[SET TASK]
Restate the data word for word and leave the images out.

--- start TASK INPUTS ---

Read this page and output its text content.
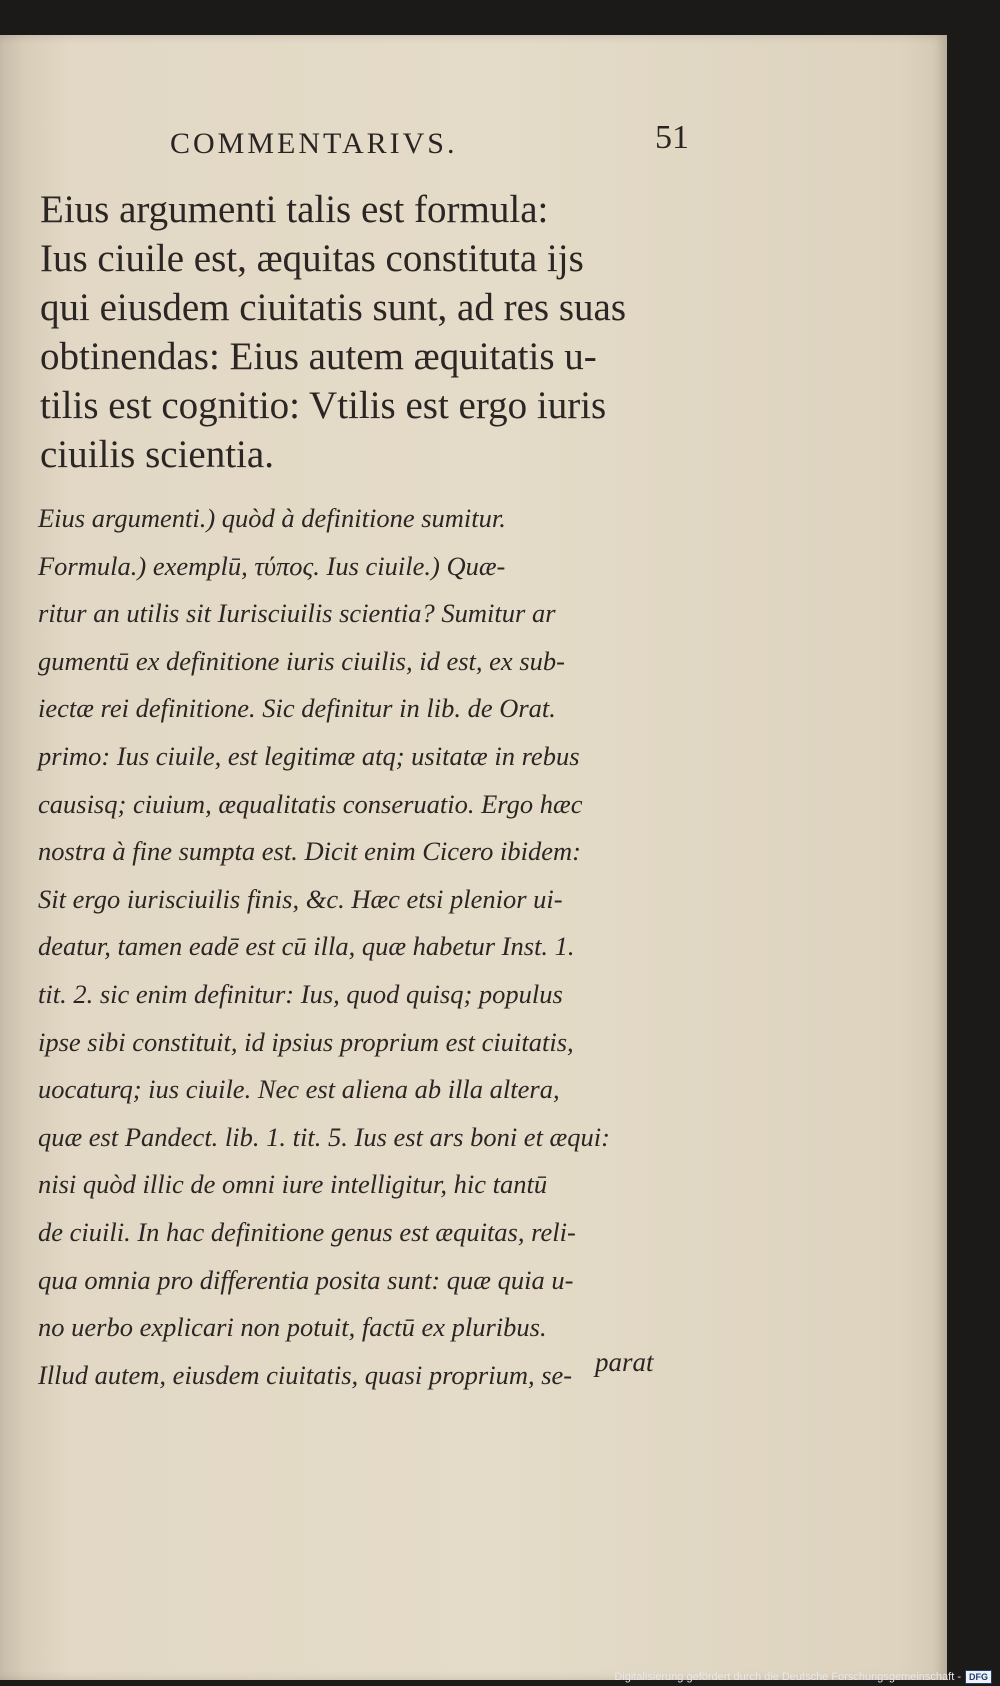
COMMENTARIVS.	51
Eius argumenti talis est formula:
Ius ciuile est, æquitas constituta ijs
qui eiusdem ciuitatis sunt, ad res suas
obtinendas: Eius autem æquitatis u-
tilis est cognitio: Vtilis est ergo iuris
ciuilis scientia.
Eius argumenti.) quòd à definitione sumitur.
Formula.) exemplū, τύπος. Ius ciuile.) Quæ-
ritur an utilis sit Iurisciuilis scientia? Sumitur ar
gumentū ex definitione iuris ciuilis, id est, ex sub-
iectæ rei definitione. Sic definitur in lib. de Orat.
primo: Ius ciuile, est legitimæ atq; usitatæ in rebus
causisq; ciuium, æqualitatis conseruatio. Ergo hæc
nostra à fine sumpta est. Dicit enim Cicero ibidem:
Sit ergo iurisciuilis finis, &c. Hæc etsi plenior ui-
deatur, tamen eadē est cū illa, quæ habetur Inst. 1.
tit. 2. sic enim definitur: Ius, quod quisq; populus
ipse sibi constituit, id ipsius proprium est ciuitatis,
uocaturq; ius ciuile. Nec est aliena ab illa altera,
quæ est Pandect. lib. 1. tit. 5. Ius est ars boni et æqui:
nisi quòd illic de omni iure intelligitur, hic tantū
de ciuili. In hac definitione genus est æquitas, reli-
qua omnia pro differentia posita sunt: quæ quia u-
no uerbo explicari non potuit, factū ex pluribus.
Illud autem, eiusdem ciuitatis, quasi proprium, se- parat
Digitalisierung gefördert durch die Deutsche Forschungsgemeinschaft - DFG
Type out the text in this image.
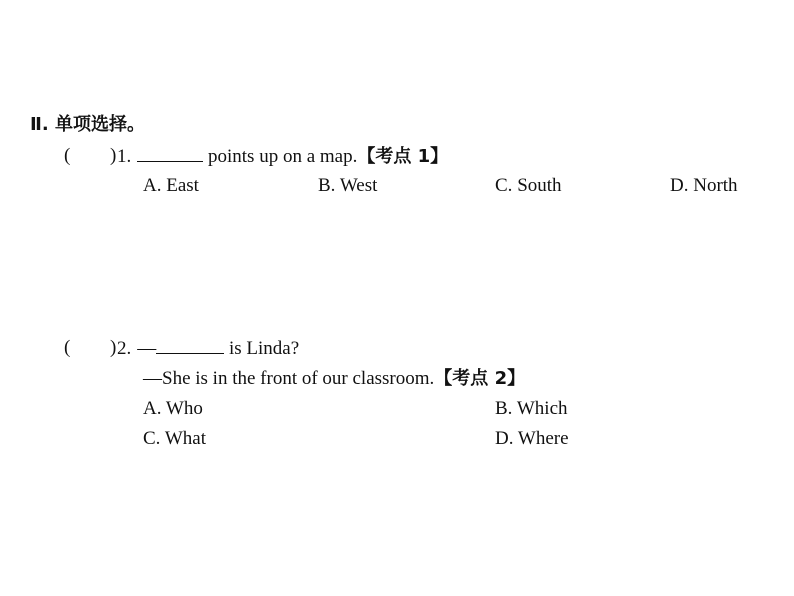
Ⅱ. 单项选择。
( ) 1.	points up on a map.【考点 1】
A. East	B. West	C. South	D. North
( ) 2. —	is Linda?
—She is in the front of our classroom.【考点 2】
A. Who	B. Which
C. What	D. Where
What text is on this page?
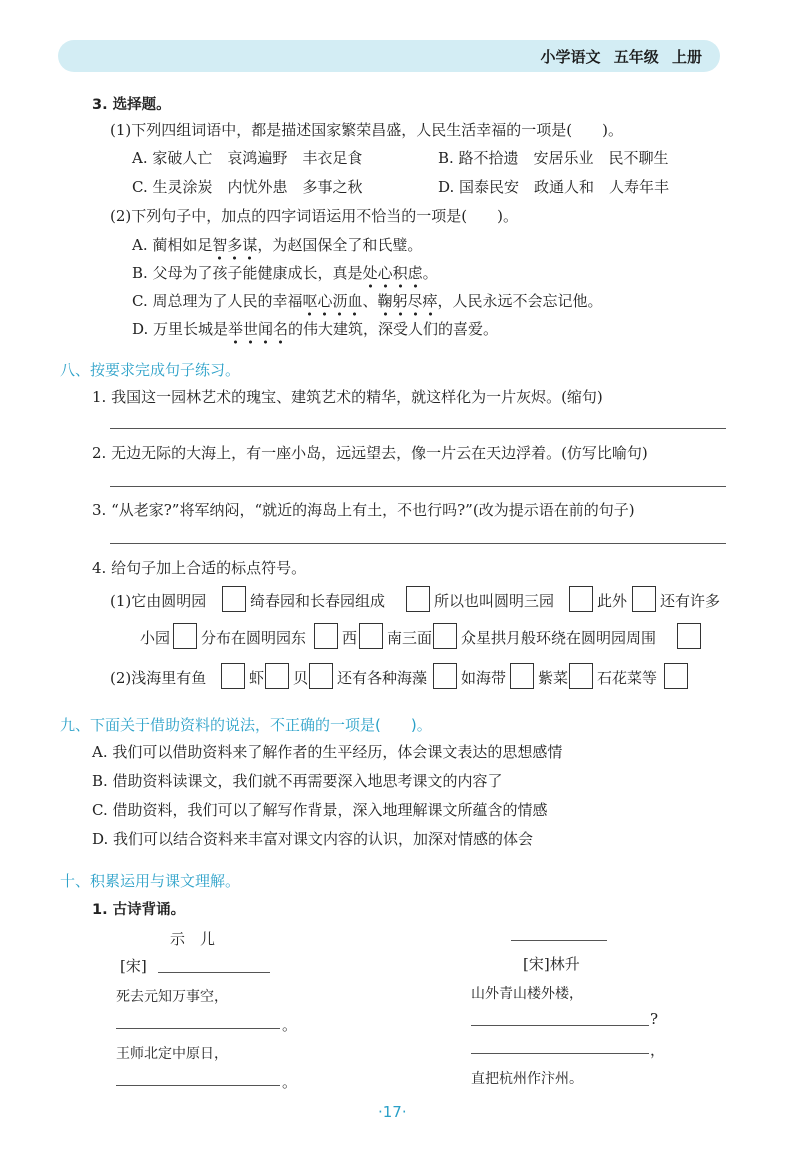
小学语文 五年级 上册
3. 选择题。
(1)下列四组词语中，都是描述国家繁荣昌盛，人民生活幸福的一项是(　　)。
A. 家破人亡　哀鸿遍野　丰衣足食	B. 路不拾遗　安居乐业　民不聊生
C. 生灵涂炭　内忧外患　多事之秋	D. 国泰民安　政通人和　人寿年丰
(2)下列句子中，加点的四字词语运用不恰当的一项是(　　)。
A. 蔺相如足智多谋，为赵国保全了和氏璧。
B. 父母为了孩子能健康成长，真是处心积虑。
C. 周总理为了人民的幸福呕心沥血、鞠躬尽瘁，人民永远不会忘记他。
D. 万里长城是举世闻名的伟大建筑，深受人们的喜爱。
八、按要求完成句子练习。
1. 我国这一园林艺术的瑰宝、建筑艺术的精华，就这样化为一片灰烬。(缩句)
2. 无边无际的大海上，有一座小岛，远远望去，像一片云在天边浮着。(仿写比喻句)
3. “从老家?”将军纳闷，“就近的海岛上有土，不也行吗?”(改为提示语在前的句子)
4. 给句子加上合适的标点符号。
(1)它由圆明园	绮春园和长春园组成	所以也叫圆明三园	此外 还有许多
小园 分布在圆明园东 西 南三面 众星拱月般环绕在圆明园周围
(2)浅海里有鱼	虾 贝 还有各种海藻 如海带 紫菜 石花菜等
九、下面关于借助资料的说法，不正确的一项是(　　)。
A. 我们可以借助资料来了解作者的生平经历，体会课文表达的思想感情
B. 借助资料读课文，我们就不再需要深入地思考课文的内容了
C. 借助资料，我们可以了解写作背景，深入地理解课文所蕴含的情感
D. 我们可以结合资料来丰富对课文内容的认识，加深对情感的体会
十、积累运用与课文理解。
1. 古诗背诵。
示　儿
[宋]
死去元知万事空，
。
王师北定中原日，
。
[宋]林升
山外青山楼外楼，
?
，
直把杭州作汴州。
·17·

--- end TASK INPUTS ---

[THE COMPLETED TASK]
Read this page and output its text content.
COMMENTARIVS.	51
Eius argumenti talis est formula:
Ius ciuile est, æquitas constituta ijs
qui eiusdem ciuitatis sunt, ad res suas
obtinendas: Eius autem æquitatis u-
tilis est cognitio: Vtilis est ergo iuris
ciuilis scientia.
Eius argumenti.) quòd à definitione sumitur.
Formula.) exemplū, τύπος. Ius ciuile.) Quæ-
ritur an utilis sit Iurisciuilis scientia? Sumitur ar
gumentū ex definitione iuris ciuilis, id est, ex sub-
iectæ rei definitione. Sic definitur in lib. de Orat.
primo: Ius ciuile, est legitimæ atq; usitatæ in rebus
causisq; ciuium, æqualitatis conseruatio. Ergo hæc
nostra à fine sumpta est. Dicit enim Cicero ibidem:
Sit ergo iurisciuilis finis, &c. Hæc etsi plenior ui-
deatur, tamen eadē est cū illa, quæ habetur Inst. 1.
tit. 2. sic enim definitur: Ius, quod quisq; populus
ipse sibi constituit, id ipsius proprium est ciuitatis,
uocaturq; ius ciuile. Nec est aliena ab illa altera,
quæ est Pandect. lib. 1. tit. 5. Ius est ars boni et æqui:
nisi quòd illic de omni iure intelligitur, hic tantū
de ciuili. In hac definitione genus est æquitas, reli-
qua omnia pro differentia posita sunt: quæ quia u-
no uerbo explicari non potuit, factū ex pluribus.
Illud autem, eiusdem ciuitatis, quasi proprium, se- parat
Digitalisierung gefördert durch die Deutsche Forschungsgemeinschaft - DFG
Type out the text in this image.
Ⅱ. 单项选择。
( ) 1.	points up on a map.【考点 1】
A. East	B. West	C. South	D. North
( ) 2. —	is Linda?
—She is in the front of our classroom.【考点 2】
A. Who	B. Which
C. What	D. Where
What text is on this page?
小学语文 五年级 上册
3. 选择题。
(1)下列四组词语中，都是描述国家繁荣昌盛，人民生活幸福的一项是(　　)。
A. 家破人亡　哀鸿遍野　丰衣足食	B. 路不拾遗　安居乐业　民不聊生
C. 生灵涂炭　内忧外患　多事之秋	D. 国泰民安　政通人和　人寿年丰
(2)下列句子中，加点的四字词语运用不恰当的一项是(　　)。
A. 蔺相如足智多谋，为赵国保全了和氏璧。
B. 父母为了孩子能健康成长，真是处心积虑。
C. 周总理为了人民的幸福呕心沥血、鞠躬尽瘁，人民永远不会忘记他。
D. 万里长城是举世闻名的伟大建筑，深受人们的喜爱。
八、按要求完成句子练习。
1. 我国这一园林艺术的瑰宝、建筑艺术的精华，就这样化为一片灰烬。(缩句)
2. 无边无际的大海上，有一座小岛，远远望去，像一片云在天边浮着。(仿写比喻句)
3. “从老家?”将军纳闷，“就近的海岛上有土，不也行吗?”(改为提示语在前的句子)
4. 给句子加上合适的标点符号。
(1)它由圆明园	绮春园和长春园组成	所以也叫圆明三园	此外 还有许多
小园 分布在圆明园东 西 南三面 众星拱月般环绕在圆明园周围
(2)浅海里有鱼	虾 贝 还有各种海藻 如海带 紫菜 石花菜等
九、下面关于借助资料的说法，不正确的一项是(　　)。
A. 我们可以借助资料来了解作者的生平经历，体会课文表达的思想感情
B. 借助资料读课文，我们就不再需要深入地思考课文的内容了
C. 借助资料，我们可以了解写作背景，深入地理解课文所蕴含的情感
D. 我们可以结合资料来丰富对课文内容的认识，加深对情感的体会
十、积累运用与课文理解。
1. 古诗背诵。
示　儿
[宋]
死去元知万事空，
。
王师北定中原日，
。
[宋]林升
山外青山楼外楼，
?
，
直把杭州作汴州。
·17·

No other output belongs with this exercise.